== ENTRIES
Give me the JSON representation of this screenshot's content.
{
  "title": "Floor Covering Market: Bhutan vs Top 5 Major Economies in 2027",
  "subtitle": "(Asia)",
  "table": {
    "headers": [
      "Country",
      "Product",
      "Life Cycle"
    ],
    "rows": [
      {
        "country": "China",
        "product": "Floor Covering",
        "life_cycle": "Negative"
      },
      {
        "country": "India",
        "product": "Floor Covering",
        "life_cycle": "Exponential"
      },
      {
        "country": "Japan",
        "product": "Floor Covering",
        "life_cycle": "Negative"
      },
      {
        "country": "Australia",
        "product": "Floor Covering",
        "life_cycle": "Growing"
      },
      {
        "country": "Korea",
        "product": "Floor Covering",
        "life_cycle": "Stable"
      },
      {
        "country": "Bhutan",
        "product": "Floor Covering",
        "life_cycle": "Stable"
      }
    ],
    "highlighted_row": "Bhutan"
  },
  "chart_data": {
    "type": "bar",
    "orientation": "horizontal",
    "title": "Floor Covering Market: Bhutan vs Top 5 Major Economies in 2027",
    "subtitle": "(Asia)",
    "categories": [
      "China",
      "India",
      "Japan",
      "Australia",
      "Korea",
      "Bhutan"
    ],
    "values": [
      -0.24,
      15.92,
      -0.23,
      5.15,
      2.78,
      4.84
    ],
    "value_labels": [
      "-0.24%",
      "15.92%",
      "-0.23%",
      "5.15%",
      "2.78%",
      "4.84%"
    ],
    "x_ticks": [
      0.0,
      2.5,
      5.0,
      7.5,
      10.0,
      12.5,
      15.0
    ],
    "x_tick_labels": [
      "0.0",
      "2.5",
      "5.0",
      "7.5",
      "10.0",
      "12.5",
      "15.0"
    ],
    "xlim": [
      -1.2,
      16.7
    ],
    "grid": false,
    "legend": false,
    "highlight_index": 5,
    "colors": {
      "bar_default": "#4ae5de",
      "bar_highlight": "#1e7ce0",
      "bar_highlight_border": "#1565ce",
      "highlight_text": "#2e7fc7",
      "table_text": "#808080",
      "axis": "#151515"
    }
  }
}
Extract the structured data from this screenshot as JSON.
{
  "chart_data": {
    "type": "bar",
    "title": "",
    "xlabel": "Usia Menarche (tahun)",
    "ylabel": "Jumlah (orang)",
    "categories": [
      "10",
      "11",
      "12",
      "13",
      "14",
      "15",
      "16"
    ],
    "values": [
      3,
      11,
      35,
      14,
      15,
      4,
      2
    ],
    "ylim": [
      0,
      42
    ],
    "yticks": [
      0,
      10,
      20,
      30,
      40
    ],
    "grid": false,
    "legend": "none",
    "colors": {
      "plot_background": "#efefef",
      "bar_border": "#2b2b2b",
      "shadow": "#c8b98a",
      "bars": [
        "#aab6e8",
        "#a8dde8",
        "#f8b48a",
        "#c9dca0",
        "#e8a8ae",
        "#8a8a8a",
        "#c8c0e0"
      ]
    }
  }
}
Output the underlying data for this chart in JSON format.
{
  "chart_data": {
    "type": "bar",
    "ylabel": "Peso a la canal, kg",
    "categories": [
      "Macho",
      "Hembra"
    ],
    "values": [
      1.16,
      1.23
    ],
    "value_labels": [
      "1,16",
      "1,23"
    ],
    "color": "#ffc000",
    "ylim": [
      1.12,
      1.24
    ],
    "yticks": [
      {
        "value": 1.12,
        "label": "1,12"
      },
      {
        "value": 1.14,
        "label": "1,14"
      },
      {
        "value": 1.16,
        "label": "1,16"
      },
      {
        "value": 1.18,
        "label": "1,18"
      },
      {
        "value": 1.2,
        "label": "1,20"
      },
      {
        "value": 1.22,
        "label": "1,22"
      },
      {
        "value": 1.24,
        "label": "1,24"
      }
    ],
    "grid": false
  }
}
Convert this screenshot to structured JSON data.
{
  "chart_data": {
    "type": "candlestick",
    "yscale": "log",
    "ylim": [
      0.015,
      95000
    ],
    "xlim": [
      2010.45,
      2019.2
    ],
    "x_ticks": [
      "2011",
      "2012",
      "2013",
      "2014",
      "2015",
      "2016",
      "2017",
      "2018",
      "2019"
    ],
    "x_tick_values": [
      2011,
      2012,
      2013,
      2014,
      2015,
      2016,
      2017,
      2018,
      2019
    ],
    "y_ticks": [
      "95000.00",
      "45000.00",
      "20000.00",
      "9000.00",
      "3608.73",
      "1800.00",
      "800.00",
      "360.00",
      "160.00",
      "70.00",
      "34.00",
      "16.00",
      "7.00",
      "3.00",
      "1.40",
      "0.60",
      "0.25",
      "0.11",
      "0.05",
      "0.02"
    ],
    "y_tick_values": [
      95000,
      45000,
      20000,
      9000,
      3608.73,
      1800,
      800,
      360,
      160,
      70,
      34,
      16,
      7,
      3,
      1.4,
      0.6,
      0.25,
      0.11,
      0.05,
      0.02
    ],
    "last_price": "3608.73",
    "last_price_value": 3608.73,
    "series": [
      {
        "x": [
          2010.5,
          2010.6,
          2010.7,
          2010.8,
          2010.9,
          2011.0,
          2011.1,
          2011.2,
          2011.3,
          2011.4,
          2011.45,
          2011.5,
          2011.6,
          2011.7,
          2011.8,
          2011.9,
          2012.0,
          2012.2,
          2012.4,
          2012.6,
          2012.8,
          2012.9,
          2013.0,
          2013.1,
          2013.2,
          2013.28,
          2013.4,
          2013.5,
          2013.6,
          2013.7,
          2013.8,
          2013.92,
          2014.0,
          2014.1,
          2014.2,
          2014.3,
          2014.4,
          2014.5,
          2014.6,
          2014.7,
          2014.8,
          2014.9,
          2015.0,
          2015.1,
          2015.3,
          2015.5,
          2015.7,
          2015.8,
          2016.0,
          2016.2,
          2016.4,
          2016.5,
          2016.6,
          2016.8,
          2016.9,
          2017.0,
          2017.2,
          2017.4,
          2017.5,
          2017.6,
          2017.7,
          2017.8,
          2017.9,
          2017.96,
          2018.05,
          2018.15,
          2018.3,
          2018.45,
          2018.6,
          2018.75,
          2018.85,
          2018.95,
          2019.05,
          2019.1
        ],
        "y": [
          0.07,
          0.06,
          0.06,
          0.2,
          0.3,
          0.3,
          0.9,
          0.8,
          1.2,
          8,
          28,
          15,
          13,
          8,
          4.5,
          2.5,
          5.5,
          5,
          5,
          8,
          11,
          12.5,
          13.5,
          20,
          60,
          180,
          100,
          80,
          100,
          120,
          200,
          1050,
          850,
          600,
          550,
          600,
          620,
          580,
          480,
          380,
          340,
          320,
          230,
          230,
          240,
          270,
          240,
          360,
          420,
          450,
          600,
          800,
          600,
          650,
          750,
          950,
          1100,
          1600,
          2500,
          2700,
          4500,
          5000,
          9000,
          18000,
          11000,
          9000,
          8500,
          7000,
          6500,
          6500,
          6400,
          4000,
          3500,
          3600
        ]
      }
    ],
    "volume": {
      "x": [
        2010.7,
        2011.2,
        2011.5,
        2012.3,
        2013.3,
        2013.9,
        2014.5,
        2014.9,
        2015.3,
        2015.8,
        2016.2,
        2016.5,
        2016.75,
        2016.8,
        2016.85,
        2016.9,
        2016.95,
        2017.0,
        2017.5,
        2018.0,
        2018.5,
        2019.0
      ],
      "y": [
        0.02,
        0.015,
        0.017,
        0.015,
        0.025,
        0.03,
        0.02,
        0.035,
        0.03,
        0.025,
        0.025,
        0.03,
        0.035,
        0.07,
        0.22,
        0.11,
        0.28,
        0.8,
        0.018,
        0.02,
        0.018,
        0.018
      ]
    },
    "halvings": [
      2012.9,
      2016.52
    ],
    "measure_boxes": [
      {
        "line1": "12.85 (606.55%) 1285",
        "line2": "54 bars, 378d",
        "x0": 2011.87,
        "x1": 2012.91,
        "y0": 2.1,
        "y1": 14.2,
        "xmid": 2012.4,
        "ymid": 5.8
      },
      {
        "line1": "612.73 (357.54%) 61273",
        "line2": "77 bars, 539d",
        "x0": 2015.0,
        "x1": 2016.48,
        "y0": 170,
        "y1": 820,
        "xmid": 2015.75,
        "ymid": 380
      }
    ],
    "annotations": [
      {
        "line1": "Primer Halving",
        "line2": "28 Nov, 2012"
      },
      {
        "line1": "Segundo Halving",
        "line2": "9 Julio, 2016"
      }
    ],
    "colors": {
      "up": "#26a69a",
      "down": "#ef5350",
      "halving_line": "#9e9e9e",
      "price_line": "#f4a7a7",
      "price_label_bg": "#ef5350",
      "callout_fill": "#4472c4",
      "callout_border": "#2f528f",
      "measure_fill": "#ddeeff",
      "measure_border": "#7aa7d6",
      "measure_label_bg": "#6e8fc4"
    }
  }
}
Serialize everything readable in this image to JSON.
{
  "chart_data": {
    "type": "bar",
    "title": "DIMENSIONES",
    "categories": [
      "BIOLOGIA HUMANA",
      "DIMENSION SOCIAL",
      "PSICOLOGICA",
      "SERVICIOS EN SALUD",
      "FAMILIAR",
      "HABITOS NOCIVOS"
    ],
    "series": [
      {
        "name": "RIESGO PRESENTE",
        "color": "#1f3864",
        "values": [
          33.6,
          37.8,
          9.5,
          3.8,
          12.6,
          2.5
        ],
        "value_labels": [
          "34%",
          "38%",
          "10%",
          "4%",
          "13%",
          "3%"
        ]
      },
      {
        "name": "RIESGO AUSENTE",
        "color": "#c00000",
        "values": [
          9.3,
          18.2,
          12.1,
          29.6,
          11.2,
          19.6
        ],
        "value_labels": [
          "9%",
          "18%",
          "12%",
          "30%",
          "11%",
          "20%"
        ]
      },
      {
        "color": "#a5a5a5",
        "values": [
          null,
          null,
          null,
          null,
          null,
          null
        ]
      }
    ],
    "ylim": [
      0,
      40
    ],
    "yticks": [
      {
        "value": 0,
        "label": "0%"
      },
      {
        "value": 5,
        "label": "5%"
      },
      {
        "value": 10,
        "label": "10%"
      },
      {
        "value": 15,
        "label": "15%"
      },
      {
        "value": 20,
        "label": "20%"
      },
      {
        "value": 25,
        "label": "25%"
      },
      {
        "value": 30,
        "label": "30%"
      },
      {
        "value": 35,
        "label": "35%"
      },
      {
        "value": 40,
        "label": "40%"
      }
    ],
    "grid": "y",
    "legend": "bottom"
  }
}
====
DIRECTIONS: Write out again, exactly, the lines from the one holding "Serialize everything readable" through the end of the listing, with both ends included.

RESPONSE TO THIS EXERCISE:
Serialize everything readable in this image to JSON.
{
  "chart_data": {
    "type": "bar",
    "title": "DIMENSIONES",
    "categories": [
      "BIOLOGIA HUMANA",
      "DIMENSION SOCIAL",
      "PSICOLOGICA",
      "SERVICIOS EN SALUD",
      "FAMILIAR",
      "HABITOS NOCIVOS"
    ],
    "series": [
      {
        "name": "RIESGO PRESENTE",
        "color": "#1f3864",
        "values": [
          33.6,
          37.8,
          9.5,
          3.8,
          12.6,
          2.5
        ],
        "value_labels": [
          "34%",
          "38%",
          "10%",
          "4%",
          "13%",
          "3%"
        ]
      },
      {
        "name": "RIESGO AUSENTE",
        "color": "#c00000",
        "values": [
          9.3,
          18.2,
          12.1,
          29.6,
          11.2,
          19.6
        ],
        "value_labels": [
          "9%",
          "18%",
          "12%",
          "30%",
          "11%",
          "20%"
        ]
      },
      {
        "color": "#a5a5a5",
        "values": [
          null,
          null,
          null,
          null,
          null,
          null
        ]
      }
    ],
    "ylim": [
      0,
      40
    ],
    "yticks": [
      {
        "value": 0,
        "label": "0%"
      },
      {
        "value": 5,
        "label": "5%"
      },
      {
        "value": 10,
        "label": "10%"
      },
      {
        "value": 15,
        "label": "15%"
      },
      {
        "value": 20,
        "label": "20%"
      },
      {
        "value": 25,
        "label": "25%"
      },
      {
        "value": 30,
        "label": "30%"
      },
      {
        "value": 35,
        "label": "35%"
      },
      {
        "value": 40,
        "label": "40%"
      }
    ],
    "grid": "y",
    "legend": "bottom"
  }
}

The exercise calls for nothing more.